[Rows from a figure dataset]
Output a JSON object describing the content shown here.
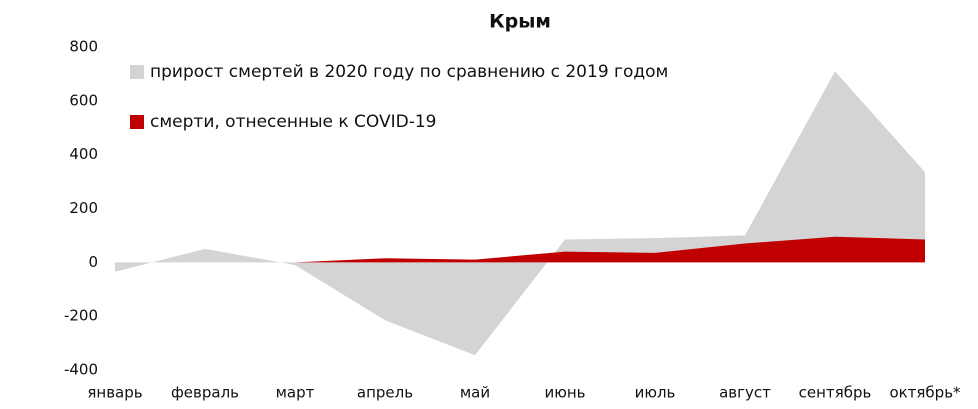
{
  "chart_data": {
    "type": "area",
    "title": "Крым",
    "categories": [
      "январь",
      "февраль",
      "март",
      "апрель",
      "май",
      "июнь",
      "июль",
      "август",
      "сентябрь",
      "октябрь*"
    ],
    "series": [
      {
        "name": "прирост смертей в 2020 году по сравнению с 2019 годом",
        "color": "#d4d4d4",
        "values": [
          -35,
          50,
          -10,
          -215,
          -345,
          85,
          90,
          100,
          710,
          335
        ]
      },
      {
        "name": "смерти, отнесенные к COVID-19",
        "color": "#c00000",
        "values": [
          null,
          null,
          0,
          15,
          10,
          40,
          35,
          70,
          95,
          85
        ]
      }
    ],
    "ylim": [
      -400,
      800
    ],
    "yticks": [
      -400,
      -200,
      0,
      200,
      400,
      600,
      800
    ],
    "grid": false,
    "legend": "top-left"
  }
}
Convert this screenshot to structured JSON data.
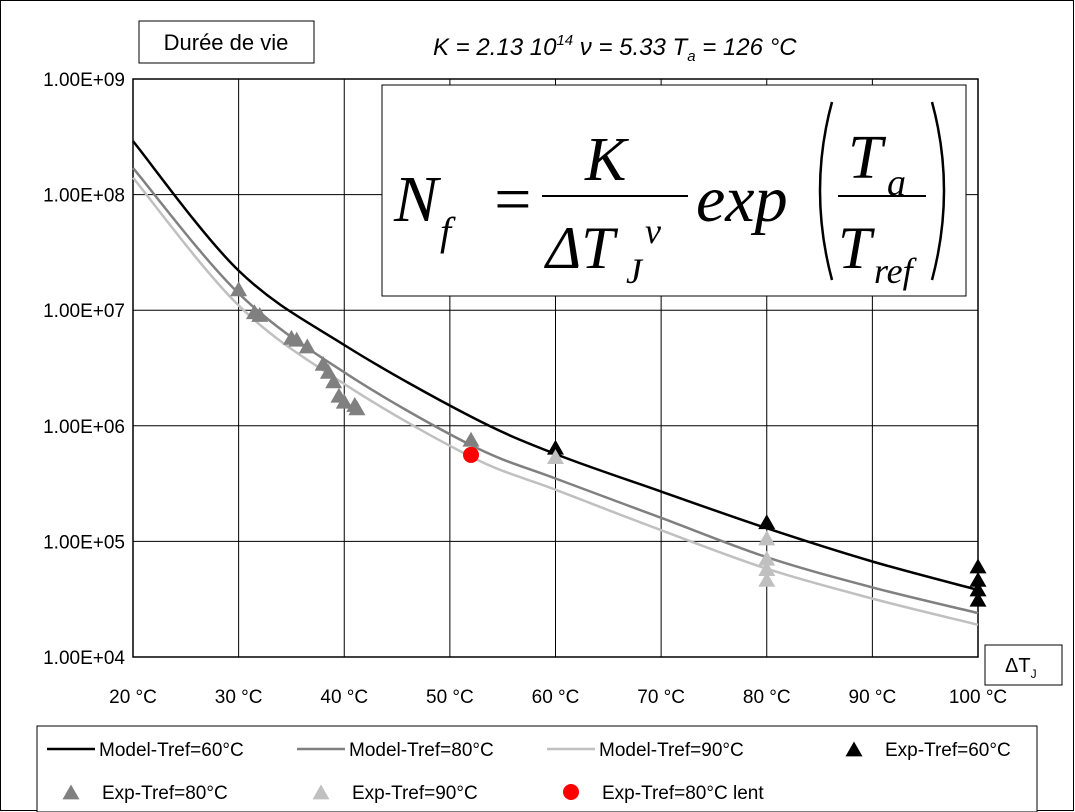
{
  "chart_data": {
    "type": "line",
    "ylabel": "Durée de vie",
    "xlabel": "ΔT",
    "xlabel_sub": "J",
    "y_scale": "log",
    "ylim": [
      10000,
      1000000000
    ],
    "xlim": [
      20,
      100
    ],
    "grid": true,
    "legend_position": "bottom",
    "y_tick_labels": [
      "1.00E+09",
      "1.00E+08",
      "1.00E+07",
      "1.00E+06",
      "1.00E+05",
      "1.00E+04"
    ],
    "y_tick_values": [
      1000000000,
      100000000,
      10000000,
      1000000,
      100000,
      10000
    ],
    "x_tick_labels": [
      "20 °C",
      "30 °C",
      "40 °C",
      "50 °C",
      "60 °C",
      "70 °C",
      "80 °C",
      "90 °C",
      "100 °C"
    ],
    "x_tick_values": [
      20,
      30,
      40,
      50,
      60,
      70,
      80,
      90,
      100
    ],
    "parameters": {
      "k_text": "K = 2.13 10",
      "k_exp": "14",
      "nu_text": " ν = 5.33 T",
      "ta_sub": "a",
      "ta_text": " = 126 °C"
    },
    "formula": {
      "lhs": "N",
      "lhs_sub": "f",
      "equals": "=",
      "numerator": "K",
      "denominator": "ΔT",
      "denominator_sub": "J",
      "denominator_exp": "v",
      "function": "exp",
      "inner_numerator": "T",
      "inner_numerator_sub": "a",
      "inner_denominator": "T",
      "inner_denominator_sub": "ref"
    },
    "series": [
      {
        "name": "Model-Tref=60°C",
        "kind": "line",
        "color": "#000000",
        "x": [
          20,
          30,
          40,
          52,
          60,
          70,
          80,
          90,
          100
        ],
        "y": [
          290000000,
          22000000,
          5000000,
          1200000,
          570000,
          270000,
          130000,
          67000,
          38000
        ]
      },
      {
        "name": "Model-Tref=80°C",
        "kind": "line",
        "color": "#808080",
        "x": [
          20,
          30,
          40,
          52,
          60,
          70,
          80,
          90,
          100
        ],
        "y": [
          170000000,
          14000000,
          2900000,
          680000,
          350000,
          160000,
          73000,
          40000,
          24000
        ]
      },
      {
        "name": "Model-Tref=90°C",
        "kind": "line",
        "color": "#c0c0c0",
        "x": [
          20,
          30,
          40,
          52,
          60,
          70,
          80,
          90,
          100
        ],
        "y": [
          140000000,
          11000000,
          2300000,
          540000,
          280000,
          125000,
          58000,
          32000,
          19000
        ]
      },
      {
        "name": "Exp-Tref=60°C",
        "kind": "triangle",
        "color": "#000000",
        "x": [
          60,
          80,
          100,
          100,
          100,
          100
        ],
        "y": [
          640000,
          145000,
          60000,
          46000,
          38000,
          31000
        ]
      },
      {
        "name": "Exp-Tref=80°C",
        "kind": "triangle",
        "color": "#808080",
        "x": [
          30,
          31.5,
          32,
          35,
          35.5,
          36.5,
          38,
          38.5,
          39,
          39.5,
          40,
          41,
          41.2,
          52
        ],
        "y": [
          15000000,
          9500000,
          9000000,
          5700000,
          5500000,
          4800000,
          3400000,
          2900000,
          2400000,
          1800000,
          1600000,
          1500000,
          1400000,
          750000
        ]
      },
      {
        "name": "Exp-Tref=90°C",
        "kind": "triangle",
        "color": "#c0c0c0",
        "x": [
          60,
          80,
          80,
          80,
          80
        ],
        "y": [
          530000,
          105000,
          70000,
          57000,
          46000
        ]
      },
      {
        "name": "Exp-Tref=80°C lent",
        "kind": "circle",
        "color": "#ff0000",
        "x": [
          52
        ],
        "y": [
          560000
        ]
      }
    ]
  }
}
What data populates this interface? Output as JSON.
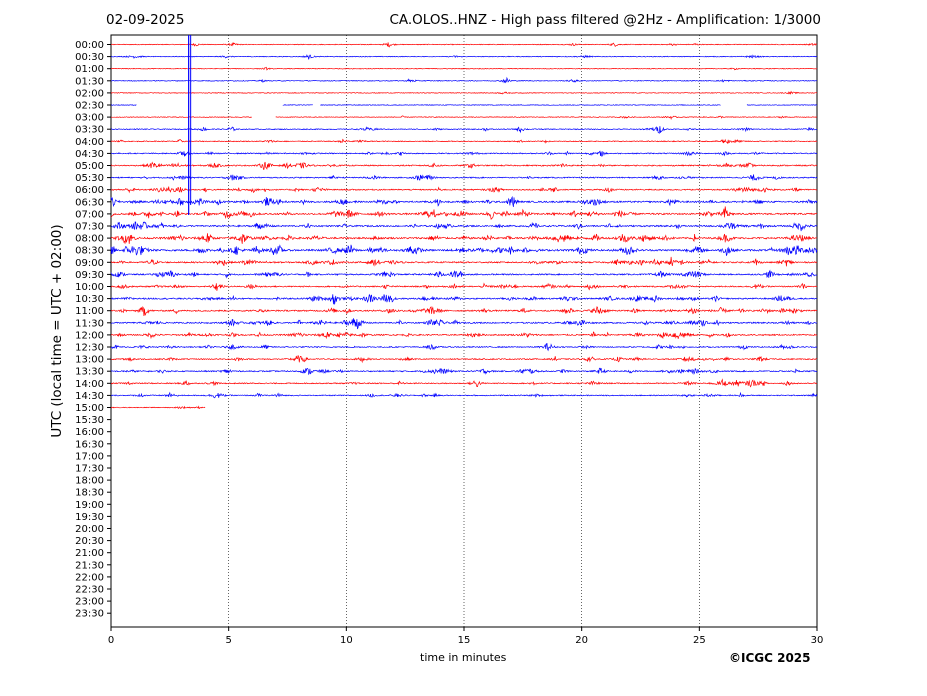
{
  "header": {
    "date": "02-09-2025",
    "station_title": "CA.OLOS..HNZ - High pass filtered @2Hz - Amplification: 1/3000"
  },
  "footer": {
    "copyright": "©ICGC 2025"
  },
  "chart_data": {
    "type": "line",
    "title": "CA.OLOS..HNZ - High pass filtered @2Hz - Amplification: 1/3000",
    "xlabel": "time in minutes",
    "ylabel": "UTC (local time = UTC + 02:00)",
    "xlim": [
      0,
      30
    ],
    "xticks": [
      0,
      5,
      10,
      15,
      20,
      25,
      30
    ],
    "grid": "vertical dotted at x ticks",
    "colors": {
      "odd": "#ff0000",
      "even": "#0000ff"
    },
    "row_labels": [
      "00:00",
      "00:30",
      "01:00",
      "01:30",
      "02:00",
      "02:30",
      "03:00",
      "03:30",
      "04:00",
      "04:30",
      "05:00",
      "05:30",
      "06:00",
      "06:30",
      "07:00",
      "07:30",
      "08:00",
      "08:30",
      "09:00",
      "09:30",
      "10:00",
      "10:30",
      "11:00",
      "11:30",
      "12:00",
      "12:30",
      "13:00",
      "13:30",
      "14:00",
      "14:30",
      "15:00",
      "15:30",
      "16:00",
      "16:30",
      "17:00",
      "17:30",
      "18:00",
      "18:30",
      "19:00",
      "19:30",
      "20:00",
      "20:30",
      "21:00",
      "21:30",
      "22:00",
      "22:30",
      "23:00",
      "23:30"
    ],
    "rows_recorded": 31,
    "last_row_end_minute": 4.0,
    "row_activity": [
      0.1,
      0.1,
      0.05,
      0.1,
      0.05,
      0.05,
      0.1,
      0.2,
      0.2,
      0.35,
      0.45,
      0.4,
      0.45,
      0.7,
      0.75,
      0.65,
      0.8,
      0.9,
      0.6,
      0.55,
      0.5,
      0.6,
      0.6,
      0.55,
      0.5,
      0.4,
      0.4,
      0.45,
      0.4,
      0.3,
      0.05
    ],
    "gaps": [
      {
        "row": "02:30",
        "from": 1.1,
        "to": 7.3
      },
      {
        "row": "02:30",
        "from": 8.6,
        "to": 8.9
      },
      {
        "row": "02:30",
        "from": 25.9,
        "to": 27.0
      },
      {
        "row": "03:00",
        "from": 6.0,
        "to": 7.0
      }
    ],
    "events": [
      {
        "row": "00:00",
        "minute": 11.8,
        "amp": 0.5
      },
      {
        "row": "00:00",
        "minute": 21.4,
        "amp": 0.4
      },
      {
        "row": "00:00",
        "minute": 3.6,
        "amp": 0.3
      },
      {
        "row": "00:30",
        "minute": 8.4,
        "amp": 0.5
      },
      {
        "row": "01:30",
        "minute": 16.8,
        "amp": 0.7
      },
      {
        "row": "02:30",
        "minute": 3.3,
        "amp": 6.0
      },
      {
        "row": "03:30",
        "minute": 5.1,
        "amp": 0.6
      },
      {
        "row": "03:30",
        "minute": 17.4,
        "amp": 0.6
      },
      {
        "row": "03:30",
        "minute": 23.3,
        "amp": 0.9
      },
      {
        "row": "04:00",
        "minute": 9.9,
        "amp": 0.5
      },
      {
        "row": "04:30",
        "minute": 3.1,
        "amp": 0.8
      },
      {
        "row": "05:00",
        "minute": 19.2,
        "amp": 0.6
      },
      {
        "row": "05:00",
        "minute": 27.1,
        "amp": 0.6
      },
      {
        "row": "06:30",
        "minute": 6.6,
        "amp": 0.8
      },
      {
        "row": "06:30",
        "minute": 17.0,
        "amp": 0.9
      },
      {
        "row": "07:00",
        "minute": 1.6,
        "amp": 0.9
      },
      {
        "row": "07:00",
        "minute": 26.1,
        "amp": 1.3
      },
      {
        "row": "08:00",
        "minute": 19.3,
        "amp": 0.8
      },
      {
        "row": "08:30",
        "minute": 6.2,
        "amp": 1.0
      },
      {
        "row": "09:00",
        "minute": 23.2,
        "amp": 0.8
      },
      {
        "row": "10:00",
        "minute": 4.5,
        "amp": 1.0
      },
      {
        "row": "10:30",
        "minute": 9.5,
        "amp": 0.7
      },
      {
        "row": "10:30",
        "minute": 23.1,
        "amp": 0.9
      },
      {
        "row": "11:00",
        "minute": 1.4,
        "amp": 1.3
      },
      {
        "row": "11:30",
        "minute": 13.6,
        "amp": 0.7
      },
      {
        "row": "11:30",
        "minute": 25.2,
        "amp": 0.7
      },
      {
        "row": "12:00",
        "minute": 9.1,
        "amp": 0.7
      },
      {
        "row": "12:30",
        "minute": 18.5,
        "amp": 0.6
      },
      {
        "row": "13:00",
        "minute": 27.6,
        "amp": 0.6
      },
      {
        "row": "13:30",
        "minute": 13.7,
        "amp": 0.6
      },
      {
        "row": "13:30",
        "minute": 20.8,
        "amp": 0.7
      },
      {
        "row": "14:00",
        "minute": 15.5,
        "amp": 0.8
      },
      {
        "row": "14:00",
        "minute": 3.2,
        "amp": 0.6
      },
      {
        "row": "14:30",
        "minute": 7.1,
        "amp": 0.5
      }
    ]
  }
}
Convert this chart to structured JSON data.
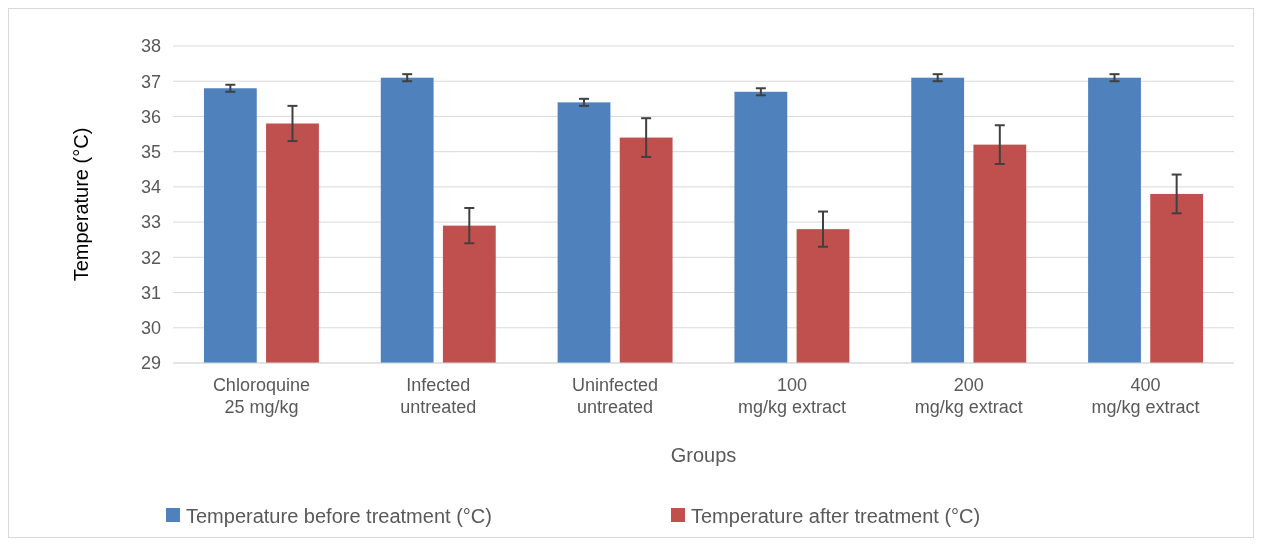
{
  "chart_data": {
    "type": "bar",
    "xlabel": "Groups",
    "ylabel": "Temperature (°C)",
    "categories": [
      "Chloroquine 25 mg/kg",
      "Infected untreated",
      "Uninfected untreated",
      "100 mg/kg extract",
      "200 mg/kg extract",
      "400 mg/kg extract"
    ],
    "series": [
      {
        "name": "Temperature before treatment (°C)",
        "color": "#4f81bd",
        "values": [
          36.8,
          37.1,
          36.4,
          36.7,
          37.1,
          37.1
        ],
        "errors": [
          0.1,
          0.1,
          0.1,
          0.1,
          0.1,
          0.1
        ]
      },
      {
        "name": "Temperature after treatment (°C)",
        "color": "#c0504d",
        "values": [
          35.8,
          32.9,
          35.4,
          32.8,
          35.2,
          33.8
        ],
        "errors": [
          0.5,
          0.5,
          0.55,
          0.5,
          0.55,
          0.55
        ]
      }
    ],
    "ylim": [
      29,
      38
    ],
    "yticks": [
      29,
      30,
      31,
      32,
      33,
      34,
      35,
      36,
      37,
      38
    ],
    "grid": "y",
    "legend": "bottom"
  }
}
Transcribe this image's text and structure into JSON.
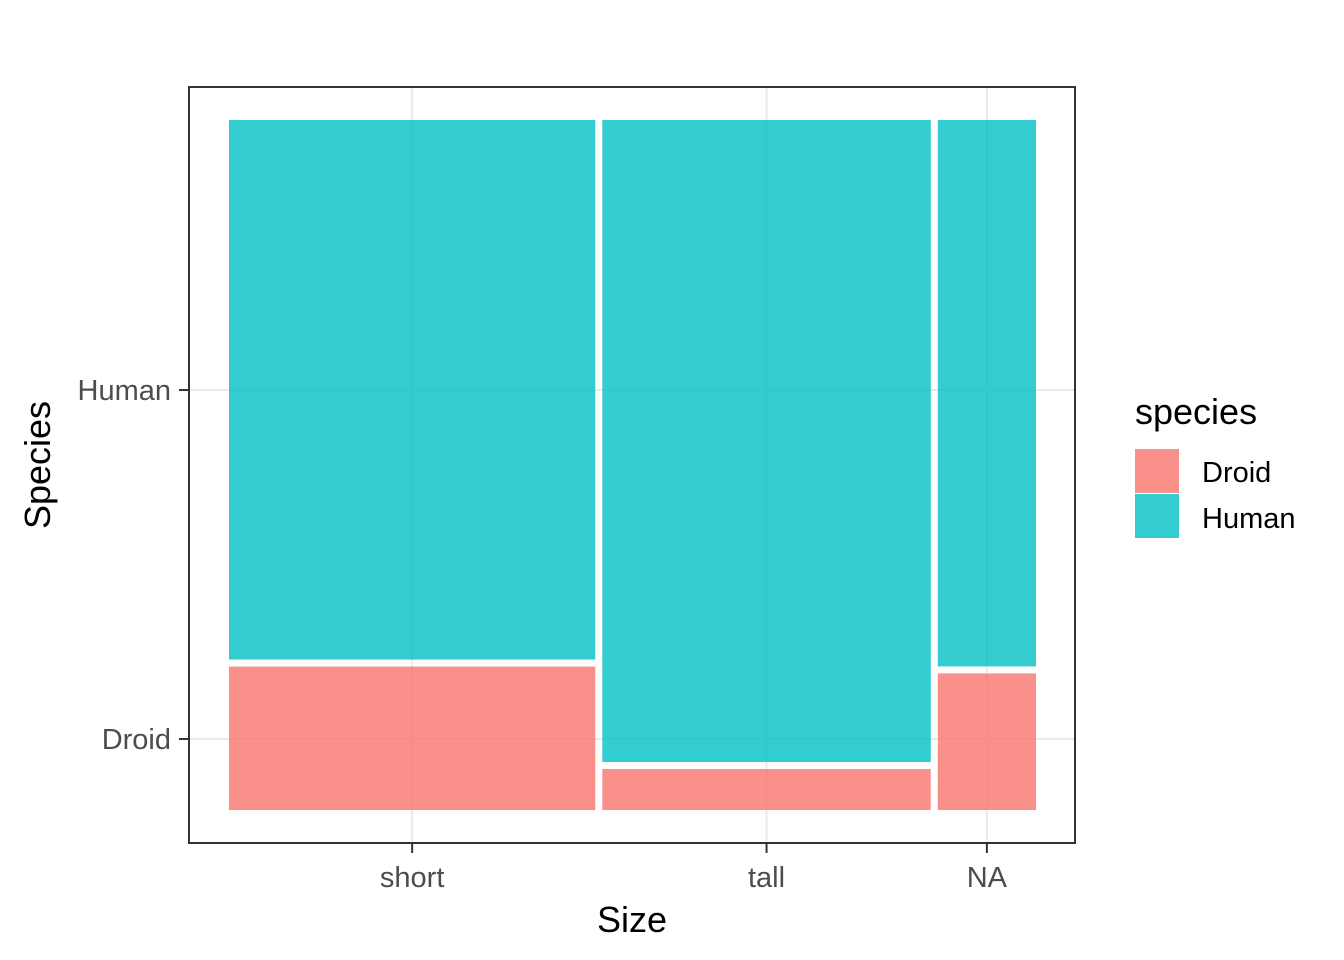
{
  "chart_data": {
    "type": "mosaic",
    "xlabel": "Size",
    "ylabel": "Species",
    "categories": [
      "short",
      "tall",
      "NA"
    ],
    "category_widths": [
      0.455,
      0.408,
      0.122
    ],
    "species_levels": [
      "Droid",
      "Human"
    ],
    "series": [
      {
        "name": "Droid",
        "values": [
          0.21,
          0.06,
          0.2
        ],
        "color": "#F8766D"
      },
      {
        "name": "Human",
        "values": [
          0.79,
          0.94,
          0.8
        ],
        "color": "#00BFC4"
      }
    ],
    "y_tick_labels": [
      "Droid",
      "Human"
    ],
    "legend": {
      "title": "species",
      "position": "right",
      "items": [
        {
          "label": "Droid",
          "color": "#F8766D"
        },
        {
          "label": "Human",
          "color": "#00BFC4"
        }
      ]
    },
    "grid": true,
    "theme": "bw"
  }
}
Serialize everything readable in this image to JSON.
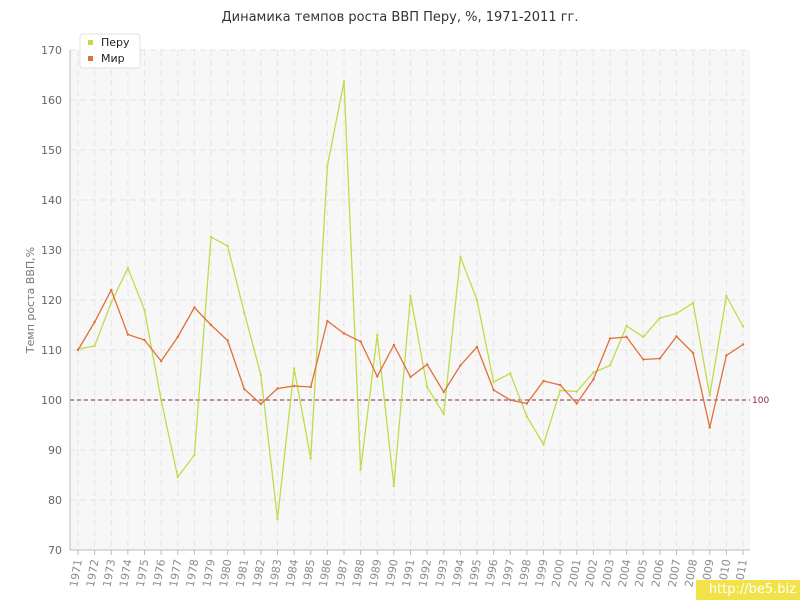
{
  "chart_data": {
    "type": "line",
    "title": "Динамика темпов роста ВВП Перу, %, 1971-2011 гг.",
    "xlabel": "",
    "ylabel": "Темп роста ВВП,%",
    "ylim": [
      70,
      170
    ],
    "yticks": [
      70,
      80,
      90,
      100,
      110,
      120,
      130,
      140,
      150,
      160,
      170
    ],
    "categories": [
      "1971",
      "1972",
      "1973",
      "1974",
      "1975",
      "1976",
      "1977",
      "1978",
      "1979",
      "1980",
      "1981",
      "1982",
      "1983",
      "1984",
      "1985",
      "1986",
      "1987",
      "1988",
      "1989",
      "1990",
      "1991",
      "1992",
      "1993",
      "1994",
      "1995",
      "1996",
      "1997",
      "1998",
      "1999",
      "2000",
      "2001",
      "2002",
      "2003",
      "2004",
      "2005",
      "2006",
      "2007",
      "2008",
      "2009",
      "2010",
      "2011"
    ],
    "series": [
      {
        "name": "Перу",
        "color": "#bfdc4a",
        "values": [
          110.2,
          110.8,
          119.5,
          126.4,
          118.0,
          100.0,
          84.6,
          89.0,
          132.6,
          130.8,
          117.5,
          105.0,
          76.2,
          106.3,
          88.3,
          146.8,
          163.7,
          86.1,
          113.0,
          82.8,
          120.8,
          102.6,
          97.2,
          128.6,
          120.0,
          103.6,
          105.3,
          96.7,
          91.1,
          101.9,
          101.7,
          105.5,
          106.9,
          114.8,
          112.6,
          116.4,
          117.3,
          119.4,
          100.9,
          120.8,
          114.7
        ]
      },
      {
        "name": "Мир",
        "color": "#e0703a",
        "values": [
          110.0,
          115.6,
          122.0,
          113.1,
          112.0,
          107.8,
          112.6,
          118.5,
          115.0,
          111.9,
          102.2,
          99.2,
          102.3,
          102.8,
          102.6,
          115.8,
          113.3,
          111.7,
          104.7,
          111.0,
          104.6,
          107.1,
          101.6,
          106.9,
          110.6,
          102.0,
          100.0,
          99.3,
          103.8,
          103.0,
          99.3,
          104.1,
          112.3,
          112.6,
          108.1,
          108.3,
          112.7,
          109.4,
          94.5,
          108.9,
          111.1
        ]
      }
    ],
    "reference_line": {
      "value": 100,
      "label": "100",
      "color": "#8b2a3b",
      "style": "dashed"
    },
    "legend": {
      "position": "top-left"
    },
    "grid": true
  },
  "watermark": "http://be5.biz"
}
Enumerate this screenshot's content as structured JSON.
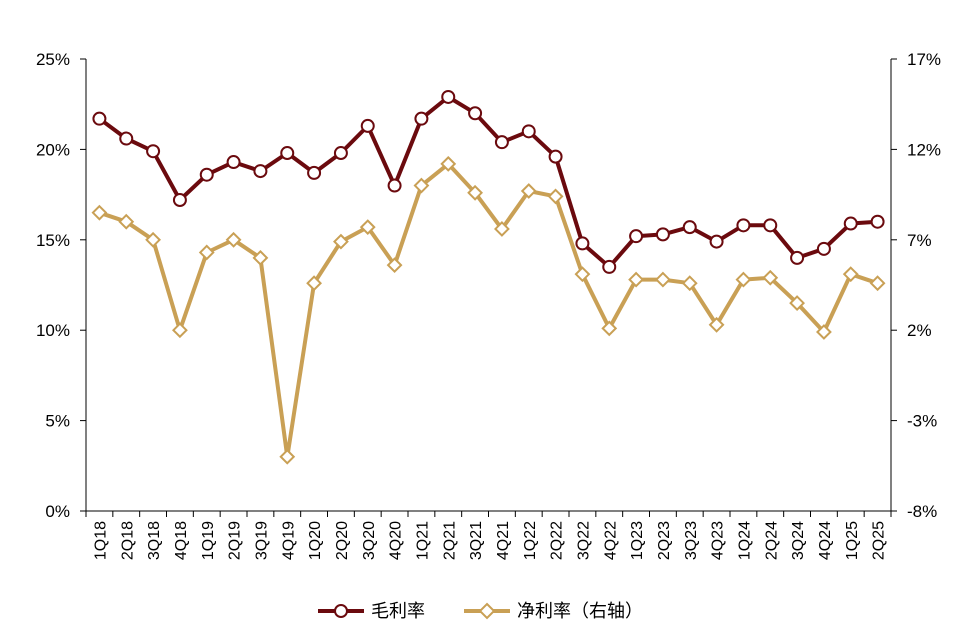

What is needed:
Search the entries for the word "extract" and pick out every line that holds it.

The answer:
      "100 mg/kg extract",
      "200 mg/kg extract",
      "400 mg/kg extract"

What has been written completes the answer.